(Dataset items)
--- Start ---

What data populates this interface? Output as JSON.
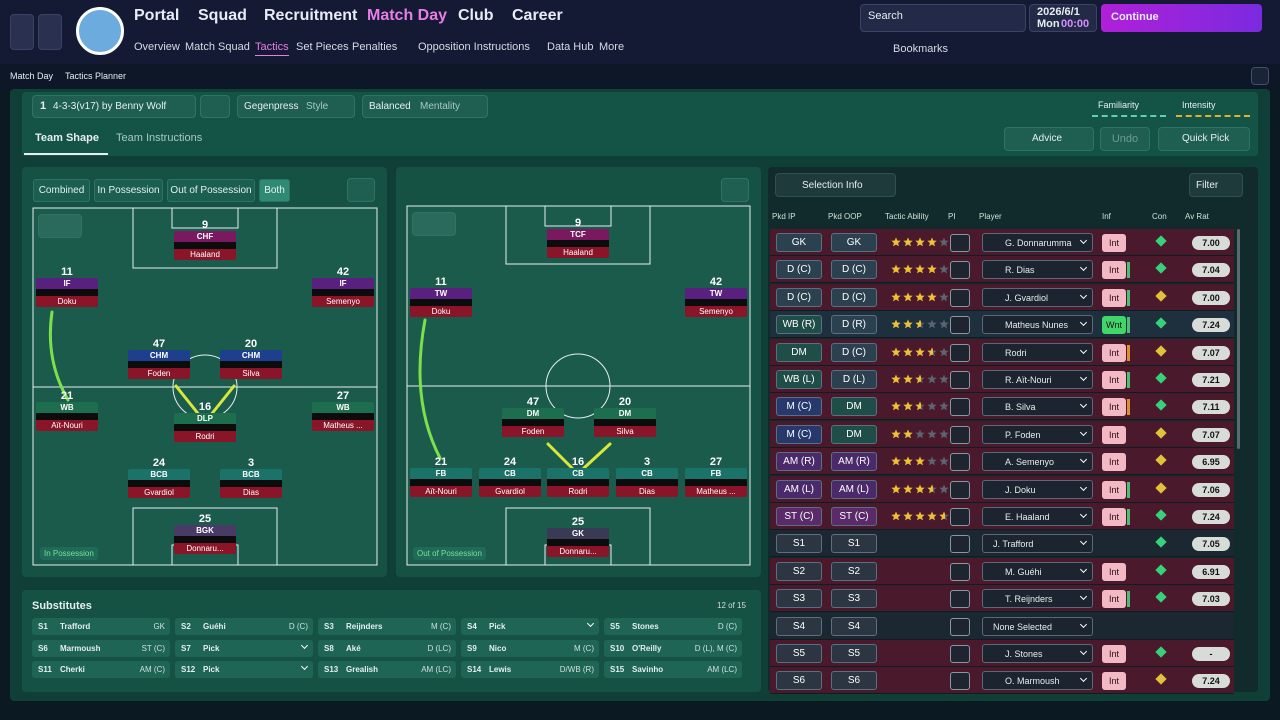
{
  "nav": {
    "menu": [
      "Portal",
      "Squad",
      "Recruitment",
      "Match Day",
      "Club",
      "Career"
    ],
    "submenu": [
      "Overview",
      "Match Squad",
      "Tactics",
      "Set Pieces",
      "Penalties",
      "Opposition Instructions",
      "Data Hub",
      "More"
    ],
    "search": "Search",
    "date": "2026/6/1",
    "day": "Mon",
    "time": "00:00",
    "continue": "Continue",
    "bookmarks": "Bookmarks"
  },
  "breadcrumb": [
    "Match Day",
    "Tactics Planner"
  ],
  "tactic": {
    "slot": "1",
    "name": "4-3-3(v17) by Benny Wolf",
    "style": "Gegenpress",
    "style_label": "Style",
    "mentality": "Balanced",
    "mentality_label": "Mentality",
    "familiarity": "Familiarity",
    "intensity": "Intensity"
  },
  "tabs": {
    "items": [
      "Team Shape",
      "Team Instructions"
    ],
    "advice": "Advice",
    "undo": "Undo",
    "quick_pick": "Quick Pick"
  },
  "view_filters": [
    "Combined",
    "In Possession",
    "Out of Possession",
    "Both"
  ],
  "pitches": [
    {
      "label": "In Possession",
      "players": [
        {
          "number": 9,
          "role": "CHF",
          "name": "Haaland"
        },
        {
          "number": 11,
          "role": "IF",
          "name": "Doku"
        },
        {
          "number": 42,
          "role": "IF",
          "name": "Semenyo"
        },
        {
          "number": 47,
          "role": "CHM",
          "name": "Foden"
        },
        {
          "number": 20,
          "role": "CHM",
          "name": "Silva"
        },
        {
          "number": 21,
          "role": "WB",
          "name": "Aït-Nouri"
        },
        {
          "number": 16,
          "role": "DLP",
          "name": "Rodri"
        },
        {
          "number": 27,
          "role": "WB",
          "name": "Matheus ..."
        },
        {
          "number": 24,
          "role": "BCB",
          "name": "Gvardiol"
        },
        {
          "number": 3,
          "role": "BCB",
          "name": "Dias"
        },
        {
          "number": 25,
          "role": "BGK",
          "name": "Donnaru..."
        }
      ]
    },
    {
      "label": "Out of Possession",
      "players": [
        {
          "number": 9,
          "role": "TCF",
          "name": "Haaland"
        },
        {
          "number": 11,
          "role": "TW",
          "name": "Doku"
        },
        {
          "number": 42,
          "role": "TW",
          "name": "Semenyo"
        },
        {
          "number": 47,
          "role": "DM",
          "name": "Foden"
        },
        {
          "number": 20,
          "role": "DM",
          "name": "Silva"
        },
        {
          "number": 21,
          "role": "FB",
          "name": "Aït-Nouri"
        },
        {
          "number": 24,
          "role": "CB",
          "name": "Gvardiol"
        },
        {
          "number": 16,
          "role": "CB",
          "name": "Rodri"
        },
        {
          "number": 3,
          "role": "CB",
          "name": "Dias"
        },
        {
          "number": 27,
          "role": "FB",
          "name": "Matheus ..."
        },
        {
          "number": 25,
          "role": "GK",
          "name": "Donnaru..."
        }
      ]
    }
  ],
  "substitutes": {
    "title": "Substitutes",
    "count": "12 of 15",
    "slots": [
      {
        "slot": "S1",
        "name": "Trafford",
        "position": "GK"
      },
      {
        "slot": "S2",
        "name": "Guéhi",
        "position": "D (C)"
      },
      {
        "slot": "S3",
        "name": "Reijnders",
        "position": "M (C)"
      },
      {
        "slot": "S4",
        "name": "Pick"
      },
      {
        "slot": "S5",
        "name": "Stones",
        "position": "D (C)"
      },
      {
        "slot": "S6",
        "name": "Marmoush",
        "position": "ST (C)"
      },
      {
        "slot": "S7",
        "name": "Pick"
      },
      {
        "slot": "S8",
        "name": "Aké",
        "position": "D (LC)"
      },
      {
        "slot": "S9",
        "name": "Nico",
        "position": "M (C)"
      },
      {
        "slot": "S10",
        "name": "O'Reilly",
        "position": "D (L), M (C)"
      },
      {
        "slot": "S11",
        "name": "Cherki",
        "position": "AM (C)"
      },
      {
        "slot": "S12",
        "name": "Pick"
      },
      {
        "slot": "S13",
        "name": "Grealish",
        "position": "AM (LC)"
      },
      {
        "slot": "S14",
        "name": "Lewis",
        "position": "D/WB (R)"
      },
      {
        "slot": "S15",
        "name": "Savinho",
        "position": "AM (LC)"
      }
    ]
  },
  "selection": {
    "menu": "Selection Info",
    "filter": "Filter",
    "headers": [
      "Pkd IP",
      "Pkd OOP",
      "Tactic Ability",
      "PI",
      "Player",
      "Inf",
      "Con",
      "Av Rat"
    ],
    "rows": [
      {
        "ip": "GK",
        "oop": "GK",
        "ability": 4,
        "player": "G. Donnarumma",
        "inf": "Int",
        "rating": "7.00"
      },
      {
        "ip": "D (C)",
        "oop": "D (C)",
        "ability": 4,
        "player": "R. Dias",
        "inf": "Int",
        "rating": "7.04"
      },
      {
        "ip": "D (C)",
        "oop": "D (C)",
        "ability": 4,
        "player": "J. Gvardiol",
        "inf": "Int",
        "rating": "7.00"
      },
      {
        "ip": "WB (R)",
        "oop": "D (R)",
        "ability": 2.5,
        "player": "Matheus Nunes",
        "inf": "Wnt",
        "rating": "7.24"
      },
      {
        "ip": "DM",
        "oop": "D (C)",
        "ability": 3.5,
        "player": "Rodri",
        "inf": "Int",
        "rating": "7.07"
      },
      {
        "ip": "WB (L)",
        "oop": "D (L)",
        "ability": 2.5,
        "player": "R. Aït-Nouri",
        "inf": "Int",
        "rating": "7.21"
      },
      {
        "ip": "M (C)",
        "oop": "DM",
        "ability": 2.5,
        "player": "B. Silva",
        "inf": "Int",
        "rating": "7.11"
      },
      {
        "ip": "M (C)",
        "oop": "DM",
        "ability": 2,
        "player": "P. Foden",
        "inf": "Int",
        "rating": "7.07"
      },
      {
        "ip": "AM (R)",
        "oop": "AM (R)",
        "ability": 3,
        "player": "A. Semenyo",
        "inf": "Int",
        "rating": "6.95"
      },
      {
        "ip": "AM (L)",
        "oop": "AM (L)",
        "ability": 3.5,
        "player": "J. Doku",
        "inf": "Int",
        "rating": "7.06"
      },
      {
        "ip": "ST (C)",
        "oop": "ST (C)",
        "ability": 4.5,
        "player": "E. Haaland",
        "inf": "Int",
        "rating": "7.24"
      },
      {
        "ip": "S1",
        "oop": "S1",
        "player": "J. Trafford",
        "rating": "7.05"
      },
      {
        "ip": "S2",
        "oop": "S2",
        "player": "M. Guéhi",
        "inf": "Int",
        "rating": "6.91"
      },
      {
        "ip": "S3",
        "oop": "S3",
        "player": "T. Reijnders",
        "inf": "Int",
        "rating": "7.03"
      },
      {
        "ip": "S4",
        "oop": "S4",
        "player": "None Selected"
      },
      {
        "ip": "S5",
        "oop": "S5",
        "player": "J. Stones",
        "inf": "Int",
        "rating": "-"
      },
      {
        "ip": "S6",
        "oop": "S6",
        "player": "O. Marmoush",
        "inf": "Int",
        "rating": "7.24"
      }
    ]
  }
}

--- End ---

- [Task requirements] Please write out all of the material above without changing a word, and omit any pictures.

- [Finished answer]
What data populates this interface? Output as JSON.
{
  "nav": {
    "menu": [
      "Portal",
      "Squad",
      "Recruitment",
      "Match Day",
      "Club",
      "Career"
    ],
    "submenu": [
      "Overview",
      "Match Squad",
      "Tactics",
      "Set Pieces",
      "Penalties",
      "Opposition Instructions",
      "Data Hub",
      "More"
    ],
    "search": "Search",
    "date": "2026/6/1",
    "day": "Mon",
    "time": "00:00",
    "continue": "Continue",
    "bookmarks": "Bookmarks"
  },
  "breadcrumb": [
    "Match Day",
    "Tactics Planner"
  ],
  "tactic": {
    "slot": "1",
    "name": "4-3-3(v17) by Benny Wolf",
    "style": "Gegenpress",
    "style_label": "Style",
    "mentality": "Balanced",
    "mentality_label": "Mentality",
    "familiarity": "Familiarity",
    "intensity": "Intensity"
  },
  "tabs": {
    "items": [
      "Team Shape",
      "Team Instructions"
    ],
    "advice": "Advice",
    "undo": "Undo",
    "quick_pick": "Quick Pick"
  },
  "view_filters": [
    "Combined",
    "In Possession",
    "Out of Possession",
    "Both"
  ],
  "pitches": [
    {
      "label": "In Possession",
      "players": [
        {
          "number": 9,
          "role": "CHF",
          "name": "Haaland"
        },
        {
          "number": 11,
          "role": "IF",
          "name": "Doku"
        },
        {
          "number": 42,
          "role": "IF",
          "name": "Semenyo"
        },
        {
          "number": 47,
          "role": "CHM",
          "name": "Foden"
        },
        {
          "number": 20,
          "role": "CHM",
          "name": "Silva"
        },
        {
          "number": 21,
          "role": "WB",
          "name": "Aït-Nouri"
        },
        {
          "number": 16,
          "role": "DLP",
          "name": "Rodri"
        },
        {
          "number": 27,
          "role": "WB",
          "name": "Matheus ..."
        },
        {
          "number": 24,
          "role": "BCB",
          "name": "Gvardiol"
        },
        {
          "number": 3,
          "role": "BCB",
          "name": "Dias"
        },
        {
          "number": 25,
          "role": "BGK",
          "name": "Donnaru..."
        }
      ]
    },
    {
      "label": "Out of Possession",
      "players": [
        {
          "number": 9,
          "role": "TCF",
          "name": "Haaland"
        },
        {
          "number": 11,
          "role": "TW",
          "name": "Doku"
        },
        {
          "number": 42,
          "role": "TW",
          "name": "Semenyo"
        },
        {
          "number": 47,
          "role": "DM",
          "name": "Foden"
        },
        {
          "number": 20,
          "role": "DM",
          "name": "Silva"
        },
        {
          "number": 21,
          "role": "FB",
          "name": "Aït-Nouri"
        },
        {
          "number": 24,
          "role": "CB",
          "name": "Gvardiol"
        },
        {
          "number": 16,
          "role": "CB",
          "name": "Rodri"
        },
        {
          "number": 3,
          "role": "CB",
          "name": "Dias"
        },
        {
          "number": 27,
          "role": "FB",
          "name": "Matheus ..."
        },
        {
          "number": 25,
          "role": "GK",
          "name": "Donnaru..."
        }
      ]
    }
  ],
  "substitutes": {
    "title": "Substitutes",
    "count": "12 of 15",
    "slots": [
      {
        "slot": "S1",
        "name": "Trafford",
        "position": "GK"
      },
      {
        "slot": "S2",
        "name": "Guéhi",
        "position": "D (C)"
      },
      {
        "slot": "S3",
        "name": "Reijnders",
        "position": "M (C)"
      },
      {
        "slot": "S4",
        "name": "Pick"
      },
      {
        "slot": "S5",
        "name": "Stones",
        "position": "D (C)"
      },
      {
        "slot": "S6",
        "name": "Marmoush",
        "position": "ST (C)"
      },
      {
        "slot": "S7",
        "name": "Pick"
      },
      {
        "slot": "S8",
        "name": "Aké",
        "position": "D (LC)"
      },
      {
        "slot": "S9",
        "name": "Nico",
        "position": "M (C)"
      },
      {
        "slot": "S10",
        "name": "O'Reilly",
        "position": "D (L), M (C)"
      },
      {
        "slot": "S11",
        "name": "Cherki",
        "position": "AM (C)"
      },
      {
        "slot": "S12",
        "name": "Pick"
      },
      {
        "slot": "S13",
        "name": "Grealish",
        "position": "AM (LC)"
      },
      {
        "slot": "S14",
        "name": "Lewis",
        "position": "D/WB (R)"
      },
      {
        "slot": "S15",
        "name": "Savinho",
        "position": "AM (LC)"
      }
    ]
  },
  "selection": {
    "menu": "Selection Info",
    "filter": "Filter",
    "headers": [
      "Pkd IP",
      "Pkd OOP",
      "Tactic Ability",
      "PI",
      "Player",
      "Inf",
      "Con",
      "Av Rat"
    ],
    "rows": [
      {
        "ip": "GK",
        "oop": "GK",
        "ability": 4,
        "player": "G. Donnarumma",
        "inf": "Int",
        "rating": "7.00"
      },
      {
        "ip": "D (C)",
        "oop": "D (C)",
        "ability": 4,
        "player": "R. Dias",
        "inf": "Int",
        "rating": "7.04"
      },
      {
        "ip": "D (C)",
        "oop": "D (C)",
        "ability": 4,
        "player": "J. Gvardiol",
        "inf": "Int",
        "rating": "7.00"
      },
      {
        "ip": "WB (R)",
        "oop": "D (R)",
        "ability": 2.5,
        "player": "Matheus Nunes",
        "inf": "Wnt",
        "rating": "7.24"
      },
      {
        "ip": "DM",
        "oop": "D (C)",
        "ability": 3.5,
        "player": "Rodri",
        "inf": "Int",
        "rating": "7.07"
      },
      {
        "ip": "WB (L)",
        "oop": "D (L)",
        "ability": 2.5,
        "player": "R. Aït-Nouri",
        "inf": "Int",
        "rating": "7.21"
      },
      {
        "ip": "M (C)",
        "oop": "DM",
        "ability": 2.5,
        "player": "B. Silva",
        "inf": "Int",
        "rating": "7.11"
      },
      {
        "ip": "M (C)",
        "oop": "DM",
        "ability": 2,
        "player": "P. Foden",
        "inf": "Int",
        "rating": "7.07"
      },
      {
        "ip": "AM (R)",
        "oop": "AM (R)",
        "ability": 3,
        "player": "A. Semenyo",
        "inf": "Int",
        "rating": "6.95"
      },
      {
        "ip": "AM (L)",
        "oop": "AM (L)",
        "ability": 3.5,
        "player": "J. Doku",
        "inf": "Int",
        "rating": "7.06"
      },
      {
        "ip": "ST (C)",
        "oop": "ST (C)",
        "ability": 4.5,
        "player": "E. Haaland",
        "inf": "Int",
        "rating": "7.24"
      },
      {
        "ip": "S1",
        "oop": "S1",
        "player": "J. Trafford",
        "rating": "7.05"
      },
      {
        "ip": "S2",
        "oop": "S2",
        "player": "M. Guéhi",
        "inf": "Int",
        "rating": "6.91"
      },
      {
        "ip": "S3",
        "oop": "S3",
        "player": "T. Reijnders",
        "inf": "Int",
        "rating": "7.03"
      },
      {
        "ip": "S4",
        "oop": "S4",
        "player": "None Selected"
      },
      {
        "ip": "S5",
        "oop": "S5",
        "player": "J. Stones",
        "inf": "Int",
        "rating": "-"
      },
      {
        "ip": "S6",
        "oop": "S6",
        "player": "O. Marmoush",
        "inf": "Int",
        "rating": "7.24"
      }
    ]
  }
}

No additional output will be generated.